**Énoncé du problème:** Prolongez, s'il vous plaît, le texte sur la réforme de l'État et du modèle social français, à partir de sa dernière phrase.

L’État ne peut pas et baisser les impôts et augmenter les prestations sociales et les services publics. L’État doit être géré aussi sérieusement et rationnellement qu’une entreprise.
L’État français, c’est 63 millions d’actionnaires individuels, 1 200 milliards d’euros de dettes, aucun dividende depuis 30 ans et un taux de croissance qui ne ferait rougir que nous.
Il faut donc arrêter de taxer à outrance ceux qui réussissent, d’entretenir sans rien demander en retour, et d’oublier cette classe moyenne - toujours assez riche pour payer des impôts mais jamais assez pauvre pour en bénéficier.
Plus généralement, la France doit se réformer en profondeur et rompre avec les politiques-rustines. Elle doit repenser ce qui a fait pendant trente ans le succès de notre modèle social. Car aujourd’hui, notre modèle n’est efficace que pour rendre les pauvres toujours plus pauvres, les classes moyennes toujours plus oubliées du système et les riches toujours plus taxés.
Pour que notre génération ne soit pas cette génération sacrifiée dont on parle tant, et ainsi éviter que pour la première fois dans l’histoire de l’humanité, une nouvelle génération n’hérite d’un monde pire qu’avant, nous devons réagir au plus vite.
L’ultimatum est lancé, nous avons moins de vingt ans pour inverser la tendance écologique, moins de dix ans pour équilibrer nos comptes de retraite avant la banqueroute. Alors aujourd’hui, faisons changer les mentalités et la France changera.

(Lignes extraites d'une collection)

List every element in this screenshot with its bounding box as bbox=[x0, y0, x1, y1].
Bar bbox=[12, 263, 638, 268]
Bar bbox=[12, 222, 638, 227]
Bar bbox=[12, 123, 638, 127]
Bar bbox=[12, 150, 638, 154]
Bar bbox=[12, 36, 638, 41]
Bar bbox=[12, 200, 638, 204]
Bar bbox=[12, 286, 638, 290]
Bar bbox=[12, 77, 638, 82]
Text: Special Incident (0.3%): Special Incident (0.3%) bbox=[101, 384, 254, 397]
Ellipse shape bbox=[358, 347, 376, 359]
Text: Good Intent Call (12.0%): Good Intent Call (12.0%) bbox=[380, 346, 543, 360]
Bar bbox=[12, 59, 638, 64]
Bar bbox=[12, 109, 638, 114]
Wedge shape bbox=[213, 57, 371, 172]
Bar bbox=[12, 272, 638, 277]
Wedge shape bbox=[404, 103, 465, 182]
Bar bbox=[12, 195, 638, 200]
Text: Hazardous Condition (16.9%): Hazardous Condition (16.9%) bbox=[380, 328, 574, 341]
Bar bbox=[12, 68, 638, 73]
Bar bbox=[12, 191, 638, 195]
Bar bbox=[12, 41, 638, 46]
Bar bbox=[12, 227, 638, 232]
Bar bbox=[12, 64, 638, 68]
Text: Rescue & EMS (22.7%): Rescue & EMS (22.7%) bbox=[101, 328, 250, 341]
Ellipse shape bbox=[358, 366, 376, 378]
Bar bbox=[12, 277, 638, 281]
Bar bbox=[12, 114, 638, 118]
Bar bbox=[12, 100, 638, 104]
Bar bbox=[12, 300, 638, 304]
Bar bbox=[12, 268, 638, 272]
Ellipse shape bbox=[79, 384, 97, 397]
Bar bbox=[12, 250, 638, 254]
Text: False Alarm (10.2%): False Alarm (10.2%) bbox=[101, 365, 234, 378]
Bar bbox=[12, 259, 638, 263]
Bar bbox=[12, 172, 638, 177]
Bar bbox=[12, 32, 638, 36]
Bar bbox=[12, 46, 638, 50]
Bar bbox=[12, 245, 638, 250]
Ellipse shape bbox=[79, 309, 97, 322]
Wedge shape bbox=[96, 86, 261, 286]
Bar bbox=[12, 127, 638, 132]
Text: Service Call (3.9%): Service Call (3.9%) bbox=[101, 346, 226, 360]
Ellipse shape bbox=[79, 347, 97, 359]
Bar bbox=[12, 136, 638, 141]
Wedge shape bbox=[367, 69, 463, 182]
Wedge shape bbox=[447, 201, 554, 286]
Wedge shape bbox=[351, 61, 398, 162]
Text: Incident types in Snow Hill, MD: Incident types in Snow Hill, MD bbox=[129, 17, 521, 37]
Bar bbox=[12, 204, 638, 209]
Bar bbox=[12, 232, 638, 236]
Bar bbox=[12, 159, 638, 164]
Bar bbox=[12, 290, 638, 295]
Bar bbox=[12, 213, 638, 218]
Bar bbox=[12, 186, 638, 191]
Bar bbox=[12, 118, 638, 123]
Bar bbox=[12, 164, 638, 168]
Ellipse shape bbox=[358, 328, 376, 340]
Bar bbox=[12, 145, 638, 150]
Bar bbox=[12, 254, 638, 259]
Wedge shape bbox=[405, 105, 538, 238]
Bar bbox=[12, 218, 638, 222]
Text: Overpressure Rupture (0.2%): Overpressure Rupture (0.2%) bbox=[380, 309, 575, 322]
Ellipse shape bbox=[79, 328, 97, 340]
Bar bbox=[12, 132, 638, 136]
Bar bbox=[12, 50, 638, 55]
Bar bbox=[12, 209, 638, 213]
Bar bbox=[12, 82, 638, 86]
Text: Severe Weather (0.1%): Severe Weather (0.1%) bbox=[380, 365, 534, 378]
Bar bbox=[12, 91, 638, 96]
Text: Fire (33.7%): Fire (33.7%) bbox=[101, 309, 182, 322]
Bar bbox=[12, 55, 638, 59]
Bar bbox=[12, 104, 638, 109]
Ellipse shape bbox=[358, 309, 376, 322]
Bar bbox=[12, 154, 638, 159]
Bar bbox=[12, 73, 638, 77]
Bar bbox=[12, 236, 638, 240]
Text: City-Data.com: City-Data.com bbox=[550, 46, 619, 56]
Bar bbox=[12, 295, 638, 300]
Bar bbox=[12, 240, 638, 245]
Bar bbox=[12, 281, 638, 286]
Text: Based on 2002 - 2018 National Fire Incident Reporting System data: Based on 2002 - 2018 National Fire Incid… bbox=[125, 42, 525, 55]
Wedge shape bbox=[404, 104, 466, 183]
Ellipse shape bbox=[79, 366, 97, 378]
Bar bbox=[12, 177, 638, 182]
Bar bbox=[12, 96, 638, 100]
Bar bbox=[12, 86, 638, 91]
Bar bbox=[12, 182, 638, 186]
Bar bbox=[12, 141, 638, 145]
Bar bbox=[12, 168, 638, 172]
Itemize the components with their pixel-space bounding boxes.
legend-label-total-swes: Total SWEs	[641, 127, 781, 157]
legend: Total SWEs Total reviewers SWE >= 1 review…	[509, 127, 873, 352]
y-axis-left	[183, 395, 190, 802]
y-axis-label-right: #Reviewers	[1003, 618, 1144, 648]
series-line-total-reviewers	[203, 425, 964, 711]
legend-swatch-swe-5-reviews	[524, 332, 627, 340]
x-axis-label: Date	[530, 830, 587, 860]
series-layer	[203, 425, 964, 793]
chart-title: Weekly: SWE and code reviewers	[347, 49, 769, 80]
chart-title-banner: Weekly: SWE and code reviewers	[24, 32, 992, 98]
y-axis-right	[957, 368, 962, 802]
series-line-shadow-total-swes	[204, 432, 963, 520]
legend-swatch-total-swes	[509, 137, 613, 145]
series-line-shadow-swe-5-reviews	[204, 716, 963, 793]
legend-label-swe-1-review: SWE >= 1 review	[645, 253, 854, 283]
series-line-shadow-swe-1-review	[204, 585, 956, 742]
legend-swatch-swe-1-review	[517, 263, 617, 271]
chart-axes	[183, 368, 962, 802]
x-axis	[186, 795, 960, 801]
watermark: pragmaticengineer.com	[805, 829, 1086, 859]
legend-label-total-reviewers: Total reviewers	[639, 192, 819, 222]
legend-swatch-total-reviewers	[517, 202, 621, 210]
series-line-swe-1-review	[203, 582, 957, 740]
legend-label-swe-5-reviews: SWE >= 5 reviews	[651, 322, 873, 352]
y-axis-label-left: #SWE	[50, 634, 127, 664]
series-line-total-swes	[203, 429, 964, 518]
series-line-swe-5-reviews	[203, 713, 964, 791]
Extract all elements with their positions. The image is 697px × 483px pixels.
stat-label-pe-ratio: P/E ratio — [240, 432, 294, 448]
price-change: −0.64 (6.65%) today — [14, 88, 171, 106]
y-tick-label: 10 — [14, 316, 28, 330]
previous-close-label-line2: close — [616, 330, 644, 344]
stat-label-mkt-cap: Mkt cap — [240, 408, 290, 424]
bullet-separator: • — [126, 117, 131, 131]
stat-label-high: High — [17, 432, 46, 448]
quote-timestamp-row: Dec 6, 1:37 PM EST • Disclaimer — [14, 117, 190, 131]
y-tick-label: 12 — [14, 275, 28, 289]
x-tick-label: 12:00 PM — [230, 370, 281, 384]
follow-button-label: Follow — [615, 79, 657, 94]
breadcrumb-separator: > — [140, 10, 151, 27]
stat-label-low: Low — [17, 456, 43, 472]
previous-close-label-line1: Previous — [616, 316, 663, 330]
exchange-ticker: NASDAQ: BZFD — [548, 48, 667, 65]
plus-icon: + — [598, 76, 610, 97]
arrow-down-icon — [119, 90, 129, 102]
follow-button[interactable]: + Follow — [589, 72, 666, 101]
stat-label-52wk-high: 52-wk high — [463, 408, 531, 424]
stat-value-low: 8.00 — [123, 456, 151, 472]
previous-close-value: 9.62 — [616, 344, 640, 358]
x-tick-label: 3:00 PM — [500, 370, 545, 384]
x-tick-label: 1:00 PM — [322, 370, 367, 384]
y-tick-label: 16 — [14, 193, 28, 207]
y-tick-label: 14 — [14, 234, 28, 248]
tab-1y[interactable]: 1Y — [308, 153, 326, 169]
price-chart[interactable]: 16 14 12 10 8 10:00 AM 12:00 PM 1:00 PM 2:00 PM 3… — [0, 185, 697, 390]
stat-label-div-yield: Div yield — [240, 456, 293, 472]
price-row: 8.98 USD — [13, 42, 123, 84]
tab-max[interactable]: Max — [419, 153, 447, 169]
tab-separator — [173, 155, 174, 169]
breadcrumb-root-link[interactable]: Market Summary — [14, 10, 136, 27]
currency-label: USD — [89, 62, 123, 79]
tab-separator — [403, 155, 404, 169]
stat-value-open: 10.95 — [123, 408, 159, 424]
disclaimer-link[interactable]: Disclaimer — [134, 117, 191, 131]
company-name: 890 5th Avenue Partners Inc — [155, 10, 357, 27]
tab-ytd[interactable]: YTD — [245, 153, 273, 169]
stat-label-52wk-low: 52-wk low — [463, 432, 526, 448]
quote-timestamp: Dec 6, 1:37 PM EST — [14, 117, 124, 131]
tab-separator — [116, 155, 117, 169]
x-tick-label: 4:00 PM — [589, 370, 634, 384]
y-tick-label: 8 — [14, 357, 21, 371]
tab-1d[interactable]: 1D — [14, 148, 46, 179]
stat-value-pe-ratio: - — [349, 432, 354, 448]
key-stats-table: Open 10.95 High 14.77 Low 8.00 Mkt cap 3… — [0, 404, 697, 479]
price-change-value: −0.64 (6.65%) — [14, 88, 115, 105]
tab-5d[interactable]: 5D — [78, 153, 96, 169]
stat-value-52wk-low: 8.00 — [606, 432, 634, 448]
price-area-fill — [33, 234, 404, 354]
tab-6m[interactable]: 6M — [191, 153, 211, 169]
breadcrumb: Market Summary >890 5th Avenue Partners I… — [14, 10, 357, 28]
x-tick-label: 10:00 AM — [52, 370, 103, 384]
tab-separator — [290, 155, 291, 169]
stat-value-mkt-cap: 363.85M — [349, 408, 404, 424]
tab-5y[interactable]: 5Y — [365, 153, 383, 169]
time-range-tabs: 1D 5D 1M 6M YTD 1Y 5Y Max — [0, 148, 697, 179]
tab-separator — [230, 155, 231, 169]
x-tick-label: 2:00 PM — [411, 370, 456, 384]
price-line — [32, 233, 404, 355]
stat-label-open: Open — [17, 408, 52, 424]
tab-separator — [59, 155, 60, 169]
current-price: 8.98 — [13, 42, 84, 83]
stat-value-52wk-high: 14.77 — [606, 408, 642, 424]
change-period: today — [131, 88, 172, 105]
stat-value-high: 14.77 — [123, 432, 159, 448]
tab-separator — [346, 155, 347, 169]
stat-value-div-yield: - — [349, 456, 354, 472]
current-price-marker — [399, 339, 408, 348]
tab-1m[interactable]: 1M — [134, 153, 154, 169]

**Résultat obtenu:**
Nous voilà devenus, aujourd’hui, ce que Jules-Paul Tardivel, journaliste canadien de la deuxième moitié du XIXe siècle, appelait de « vrais patriotes ». « Le vrai patriote, disait-il, s’inquiète non du poste qu’il doit occuper dans la patrie, mais du rang que la patrie doit atteindre parmi les nations ».
Cette année, le 22 avril, France SA réunit son Assemblée générale extraordinaire. Alors, vous comme moi, tout petit actionnaire que nous sommes, allons voter.
Allons-nous exprimer ! Et n’ayons pas peur de le dire : « Oui, la France doit changer ».
La France doit changer pour ne pas changer. La France doit changer pour ne pas subir le changement qu’elle ne veut pas.
La France n’a jamais changé à coups de réformes. Les Français sont ainsi faits qu’ils ont besoin de grands mouvements pour accepter le changement. Car au fond de nous-mêmes, nous tenons profondément à nos valeurs, à notre nation, à notre culture, à nos territoires. Nous sommes tous quelque part en nous des conservateurs. Nous conservons tous en nous des marques de l’histoire de notre nation. L’Histoire de France est ponctuée de ses grandes ruptures qui ont transformé notre pays, tout en le faisant demeurer ce qu’il est fondamentalement.
La France s’est construite de ces grands évènements où le courage se mêlait à l’espoir d’un monde meilleur. Il en a fallu du courage au peuple français pour prendre la Bastille et déclencher la Révolution. Il en a fallu du courage pour créer la IIIe République. Il en a fallu du courage au gfnéral de Gaulle pour défendre la France libre.
Si nous n’agissons pas très vite, oui la France changera. Mais nous le regretterons car elle s’appauvrira et elle perdra sa place dans le monde. Et cela, je n’en veux pour rien au monde.
Évidemment, cela ne sera pas facile. Mais je garde toujours en mémoire cette phrase de Mark Twain, qui, bien souvent, m’a donné le courage dont j’avais besoin pour réussir.
« C’est parce qu’ils ne savaient pas que c’était impossible, qu’ils l’ont fait ».
Vive la République !
Vive la France !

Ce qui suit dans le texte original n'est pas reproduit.